● **Exercise task 1**
According to the lecture on polytomous measurement models, what is the drawback of the binomial distribution for this data?
● **Exercise task 2**
Carry on the lecture on polytomous measurement models from its final line, in the same slide style.

Lecture 10

Generalized Measurement Models: Modeling Observed Polytomous Data

Jihong Zhang

Educational Statistics and Research Methods

Previous Class

Dive deep into factor scoring
Show how different initial values affect Bayesian model estimation
Show how parameterization differs for standardized latent variables vs. marker item scale identification

Today’s Lecture Objectives

Show how to estimate unidimensional latent variable models with polytomous data
- Also know as Polytomous Item response theory (IRT) or Item factor analysis (IFA)
Distributions appropriate for polytomous (discrete; data with lower/upper limits)

Example Data: Conspiracy Theories

Today’s example is from a bootstrap resample of 177 undergraduate students at a large state university in the Midwest.
The survey was a measure of 10 questions about their beliefs in various conspiracy theories that were being passed around the internet in the early 2010s
All item responses were on a 5-point Likert scale with:
1. Strong Disagree \(\rightarrow\) 0
2. Disagree \(\rightarrow\) 0
3. Neither Agree nor Disagree \(\rightarrow\) 0
4. Agree \(\rightarrow\) 1
5. Strongly Agree \(\rightarrow\) 1
The purpose of this survey was to study individual beliefs regarding conspiracies.
Our purpose in using this instrument is to provide a context that we all may find relevant as many of these conspiracies are still prevalent.

From Previous Lectures: CFA (Normal Outcomes)

For comparisons today, we will be using the model where we assumed each outcome was (conditionally) normally distributed:

For an item \(i\) the model is:

\[ Y_{pi}=\mu_i+\lambda_i\theta_p+e_{pi}\\ e_{pi}\sim N(0,\psi_i^2) \]

Recall that this assumption wasn’t good one as the type of data (discrete, bounded, some multimodality) did not match the normal distribution assumption.

Polytomous Data Characteristics

As we have done with each observed variable, we must decide which distribution to use

To do this, we need to map the characteristics of our data on to distributions that share those characteristics

Our observed data:

Discrete responses
Small set of known categories: 1,2,3,4,5
Some observed item responses may be multimodal

Discrete Data Distributions

Stan has a list of distributions for bounded discrete data

Binomial distribution
- Pro: Easy to use / code
- Con: Unimodal distribution
Beta-binomial distribution
- Not often used in psychometrics (but could be)

● **Dataset section**
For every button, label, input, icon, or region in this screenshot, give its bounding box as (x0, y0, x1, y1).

● **Final result 1**
It is a unimodal distribution.

● **Final result 2**
- Generalizes binomial distribution to have different probability for each trial
Hypergeometric distribution
- Not often used in psychometrics
Categorical distribution (sometimes called multinomial)
- Most frequently used
- Base distribution for graded response, partial credit, and nominal response models
Discrete range distribution (sometimes called uniform)
- Not useful–doesn’t have much information about latent variables

Binomial Distribution Models

The binomial distribution is one of the easiest to use for polytomous items

However, it assumes the distribution of responses are unimodal

Binomial probability mass function (i.e., pdf):

\[ P(Y=y)=\begin{pmatrix}n\\y\end{pmatrix}p^y(1-p)^{(n-y)} \]

Parameters:

n - “number of trials” (range: \(n \in \{0, 1, \dots\}\))
y - “number of successes” out of \(n\) “trials” (range: \(y\in\{0,1,\dots,n\}\))
p - “probability of success” (range: [0, 1])
Mean: \(np\)
Variance: \(np(1-p)\)

Probability Mass Function

Fixing n = 4 and probability of “brief in conspiracy theory” for each item p = {.1, .3, .5, .7} , we can know probability mass function across each item response from 0 to 4.

Question: which shape of distribution matches our data’s empirical distribution most?

Adapting the Binomial for Item Response Models

Although it doesn’t seem like our items fit with a binomial, we can actually use this distribution

Item response: number of successes \(y_i\)
- Needed: recode data so that lowest category is 0 (subtract one from each item)
Highest (recoded) item response: number of trials \(n\)
- For all out items, once recoded, \(n_i = 4\)
Then, use a link function to model each item’s \(p_i\) as a function of the latent trait:

\[ P(Y_i=y_i)=\begin{pmatrix}4\\y_i\end{pmatrix}p^{y_i}(1-p)^{(4-y_i)} \]

where probability of success of item \(i\) for individual \(p\) is as:

\[ p_{pi}=\frac{\text{exp}(\mu_i+\lambda_i\theta_p)}{1+\text{exp}(\mu_i+\lambda_i\theta_p)} \]

Note:

Shown with a logit link function (but could be any link)
Shown in slope/intercept form (but could be distrimination/difficulty for unidimensional items)
Could also include asymptote parameters (\(c_i\) or \(d_i\))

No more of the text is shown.